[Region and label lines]
%%

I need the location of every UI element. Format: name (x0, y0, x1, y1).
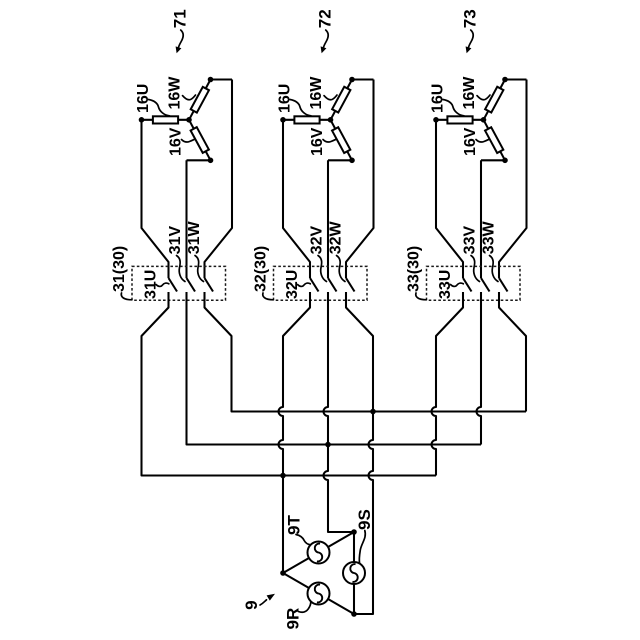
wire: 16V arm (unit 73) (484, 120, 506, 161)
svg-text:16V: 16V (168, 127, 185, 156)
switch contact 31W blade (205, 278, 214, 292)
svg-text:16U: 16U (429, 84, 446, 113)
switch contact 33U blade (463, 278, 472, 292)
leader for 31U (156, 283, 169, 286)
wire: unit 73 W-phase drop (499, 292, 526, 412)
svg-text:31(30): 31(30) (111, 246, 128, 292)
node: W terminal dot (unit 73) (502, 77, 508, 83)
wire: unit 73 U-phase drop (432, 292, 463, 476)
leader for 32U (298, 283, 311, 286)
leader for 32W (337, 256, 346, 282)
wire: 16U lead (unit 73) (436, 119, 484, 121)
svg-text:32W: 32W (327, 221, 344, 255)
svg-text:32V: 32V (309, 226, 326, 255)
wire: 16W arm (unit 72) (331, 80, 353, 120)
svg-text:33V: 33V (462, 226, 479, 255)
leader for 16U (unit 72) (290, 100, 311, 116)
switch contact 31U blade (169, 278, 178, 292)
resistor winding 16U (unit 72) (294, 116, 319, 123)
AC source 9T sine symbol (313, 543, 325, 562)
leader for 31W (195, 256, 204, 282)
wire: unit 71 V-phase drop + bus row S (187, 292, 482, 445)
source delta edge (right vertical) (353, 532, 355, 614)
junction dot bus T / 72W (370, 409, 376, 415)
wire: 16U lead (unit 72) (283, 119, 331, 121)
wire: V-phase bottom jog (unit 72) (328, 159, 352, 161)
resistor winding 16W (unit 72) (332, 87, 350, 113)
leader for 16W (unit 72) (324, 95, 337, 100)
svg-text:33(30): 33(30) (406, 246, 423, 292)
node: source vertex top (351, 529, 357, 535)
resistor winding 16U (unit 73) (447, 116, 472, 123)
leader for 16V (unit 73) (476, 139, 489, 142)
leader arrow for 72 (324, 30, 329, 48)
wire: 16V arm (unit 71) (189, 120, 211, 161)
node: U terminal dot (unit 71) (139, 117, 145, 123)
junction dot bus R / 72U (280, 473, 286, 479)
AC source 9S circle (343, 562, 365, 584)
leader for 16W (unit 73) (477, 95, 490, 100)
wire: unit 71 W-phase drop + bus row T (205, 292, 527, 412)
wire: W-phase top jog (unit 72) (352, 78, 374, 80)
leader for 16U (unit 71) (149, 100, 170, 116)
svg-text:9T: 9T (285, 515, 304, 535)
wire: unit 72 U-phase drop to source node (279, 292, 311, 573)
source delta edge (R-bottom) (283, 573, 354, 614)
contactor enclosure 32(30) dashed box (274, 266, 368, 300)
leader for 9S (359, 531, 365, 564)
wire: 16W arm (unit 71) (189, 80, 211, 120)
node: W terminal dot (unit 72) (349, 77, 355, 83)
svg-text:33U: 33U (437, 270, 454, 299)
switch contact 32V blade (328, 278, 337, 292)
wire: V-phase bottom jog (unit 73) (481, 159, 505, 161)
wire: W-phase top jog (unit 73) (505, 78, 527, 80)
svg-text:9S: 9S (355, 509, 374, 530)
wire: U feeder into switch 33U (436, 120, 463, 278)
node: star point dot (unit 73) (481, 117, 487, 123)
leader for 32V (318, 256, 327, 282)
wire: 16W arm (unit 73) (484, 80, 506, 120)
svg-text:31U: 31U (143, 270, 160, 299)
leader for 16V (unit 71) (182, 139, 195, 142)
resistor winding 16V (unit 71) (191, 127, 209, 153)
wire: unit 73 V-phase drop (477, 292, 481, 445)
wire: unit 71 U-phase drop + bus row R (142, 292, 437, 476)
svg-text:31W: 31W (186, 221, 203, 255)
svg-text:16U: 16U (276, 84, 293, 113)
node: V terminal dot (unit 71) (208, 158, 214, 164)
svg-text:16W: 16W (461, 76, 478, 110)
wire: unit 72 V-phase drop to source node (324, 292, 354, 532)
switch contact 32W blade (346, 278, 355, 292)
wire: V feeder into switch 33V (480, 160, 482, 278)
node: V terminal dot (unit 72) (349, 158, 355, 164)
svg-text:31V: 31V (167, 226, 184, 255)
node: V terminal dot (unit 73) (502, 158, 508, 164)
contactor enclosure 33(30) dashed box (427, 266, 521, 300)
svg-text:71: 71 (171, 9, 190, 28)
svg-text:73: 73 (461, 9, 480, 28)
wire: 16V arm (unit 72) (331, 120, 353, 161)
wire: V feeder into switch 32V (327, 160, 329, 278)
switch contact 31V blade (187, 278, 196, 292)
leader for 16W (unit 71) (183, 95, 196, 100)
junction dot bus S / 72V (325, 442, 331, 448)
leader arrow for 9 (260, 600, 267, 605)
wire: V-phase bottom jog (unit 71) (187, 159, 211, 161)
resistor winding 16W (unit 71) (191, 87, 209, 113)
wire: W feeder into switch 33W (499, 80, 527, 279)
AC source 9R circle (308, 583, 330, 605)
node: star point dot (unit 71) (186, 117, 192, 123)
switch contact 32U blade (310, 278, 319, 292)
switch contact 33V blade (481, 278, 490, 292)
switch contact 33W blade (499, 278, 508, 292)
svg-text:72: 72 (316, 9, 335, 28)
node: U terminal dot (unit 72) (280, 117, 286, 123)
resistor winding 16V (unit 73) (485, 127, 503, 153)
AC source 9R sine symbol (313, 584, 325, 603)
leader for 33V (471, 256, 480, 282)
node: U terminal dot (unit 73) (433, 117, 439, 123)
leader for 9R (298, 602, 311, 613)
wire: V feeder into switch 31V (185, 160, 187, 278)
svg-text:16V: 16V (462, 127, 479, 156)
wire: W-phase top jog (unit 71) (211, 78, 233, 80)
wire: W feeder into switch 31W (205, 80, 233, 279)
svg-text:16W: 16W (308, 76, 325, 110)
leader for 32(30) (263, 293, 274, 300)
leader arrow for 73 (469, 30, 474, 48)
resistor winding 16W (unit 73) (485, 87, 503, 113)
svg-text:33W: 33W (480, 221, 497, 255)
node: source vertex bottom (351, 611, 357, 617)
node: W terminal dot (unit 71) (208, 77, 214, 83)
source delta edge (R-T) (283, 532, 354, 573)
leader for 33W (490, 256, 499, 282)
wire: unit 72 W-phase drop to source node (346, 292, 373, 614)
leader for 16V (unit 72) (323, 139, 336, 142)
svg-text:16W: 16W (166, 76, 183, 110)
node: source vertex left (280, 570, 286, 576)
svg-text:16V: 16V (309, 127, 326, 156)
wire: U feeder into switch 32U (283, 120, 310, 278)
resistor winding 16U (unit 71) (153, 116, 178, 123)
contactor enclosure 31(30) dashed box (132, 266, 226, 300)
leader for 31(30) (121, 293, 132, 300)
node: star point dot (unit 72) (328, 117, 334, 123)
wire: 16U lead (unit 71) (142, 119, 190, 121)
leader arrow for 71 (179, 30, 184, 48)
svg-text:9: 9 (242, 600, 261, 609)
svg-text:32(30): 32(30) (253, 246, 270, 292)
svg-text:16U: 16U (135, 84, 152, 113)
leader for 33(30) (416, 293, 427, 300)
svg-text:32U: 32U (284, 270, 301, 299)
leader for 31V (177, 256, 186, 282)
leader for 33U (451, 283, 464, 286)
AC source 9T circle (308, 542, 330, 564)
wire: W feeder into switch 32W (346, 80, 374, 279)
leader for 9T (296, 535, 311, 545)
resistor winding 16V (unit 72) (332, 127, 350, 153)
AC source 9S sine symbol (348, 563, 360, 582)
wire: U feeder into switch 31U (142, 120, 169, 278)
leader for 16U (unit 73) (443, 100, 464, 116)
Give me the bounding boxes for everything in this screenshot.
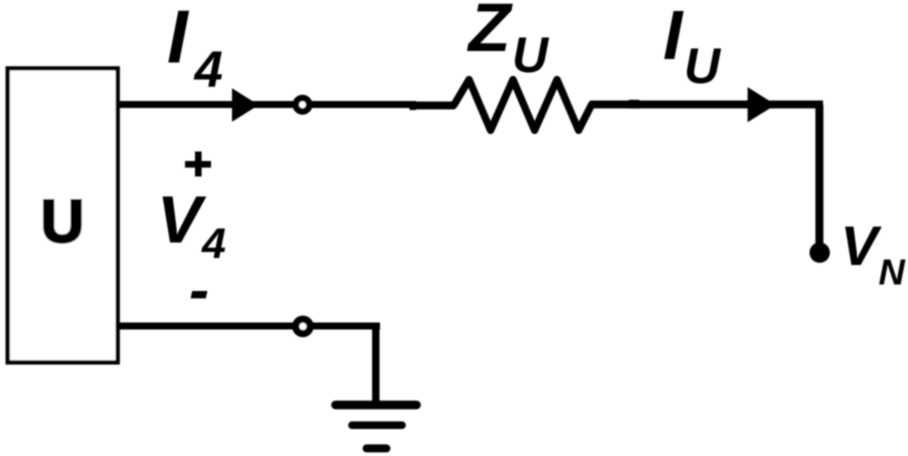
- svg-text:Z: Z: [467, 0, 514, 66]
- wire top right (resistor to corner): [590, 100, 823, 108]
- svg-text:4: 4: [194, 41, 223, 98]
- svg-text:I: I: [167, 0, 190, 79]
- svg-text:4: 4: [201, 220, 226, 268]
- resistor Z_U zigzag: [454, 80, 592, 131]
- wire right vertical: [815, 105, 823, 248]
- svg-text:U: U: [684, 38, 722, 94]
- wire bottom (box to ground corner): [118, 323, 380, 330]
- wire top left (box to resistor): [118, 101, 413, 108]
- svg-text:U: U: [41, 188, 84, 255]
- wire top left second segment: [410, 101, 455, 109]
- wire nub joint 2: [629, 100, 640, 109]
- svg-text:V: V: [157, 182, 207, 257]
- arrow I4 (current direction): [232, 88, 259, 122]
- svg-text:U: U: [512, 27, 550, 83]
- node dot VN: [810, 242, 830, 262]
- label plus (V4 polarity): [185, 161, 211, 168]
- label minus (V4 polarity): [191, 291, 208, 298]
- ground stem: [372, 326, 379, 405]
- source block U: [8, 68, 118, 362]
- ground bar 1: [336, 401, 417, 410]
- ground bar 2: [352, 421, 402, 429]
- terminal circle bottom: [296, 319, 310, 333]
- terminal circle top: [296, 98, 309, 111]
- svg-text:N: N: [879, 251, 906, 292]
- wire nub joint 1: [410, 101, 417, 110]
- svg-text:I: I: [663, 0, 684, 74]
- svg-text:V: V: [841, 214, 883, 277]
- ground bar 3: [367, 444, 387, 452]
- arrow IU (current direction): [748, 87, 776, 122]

%%

**Directive**
Copy out the lines word for word, beginning at the line that contains "- svg-text:Z: Z: [467, 0, 514, 66]" and stopping after the line that contains "- terminal circle bottom: [296, 319, 310, 333]".

**Exercise answer**
- svg-text:Z: Z: [467, 0, 514, 66]
- wire top right (resistor to corner): [590, 100, 823, 108]
- svg-text:4: 4: [194, 41, 223, 98]
- svg-text:I: I: [167, 0, 190, 79]
- svg-text:4: 4: [201, 220, 226, 268]
- resistor Z_U zigzag: [454, 80, 592, 131]
- wire right vertical: [815, 105, 823, 248]
- svg-text:U: U: [684, 38, 722, 94]
- wire bottom (box to ground corner): [118, 323, 380, 330]
- wire top left (box to resistor): [118, 101, 413, 108]
- svg-text:U: U: [41, 188, 84, 255]
- wire top left second segment: [410, 101, 455, 109]
- wire nub joint 2: [629, 100, 640, 109]
- svg-text:V: V: [157, 182, 207, 257]
- arrow I4 (current direction): [232, 88, 259, 122]
- svg-text:U: U: [512, 27, 550, 83]
- node dot VN: [810, 242, 830, 262]
- label plus (V4 polarity): [185, 161, 211, 168]
- label minus (V4 polarity): [191, 291, 208, 298]
- ground stem: [372, 326, 379, 405]
- source block U: [8, 68, 118, 362]
- ground bar 1: [336, 401, 417, 410]
- ground bar 2: [352, 421, 402, 429]
- terminal circle bottom: [296, 319, 310, 333]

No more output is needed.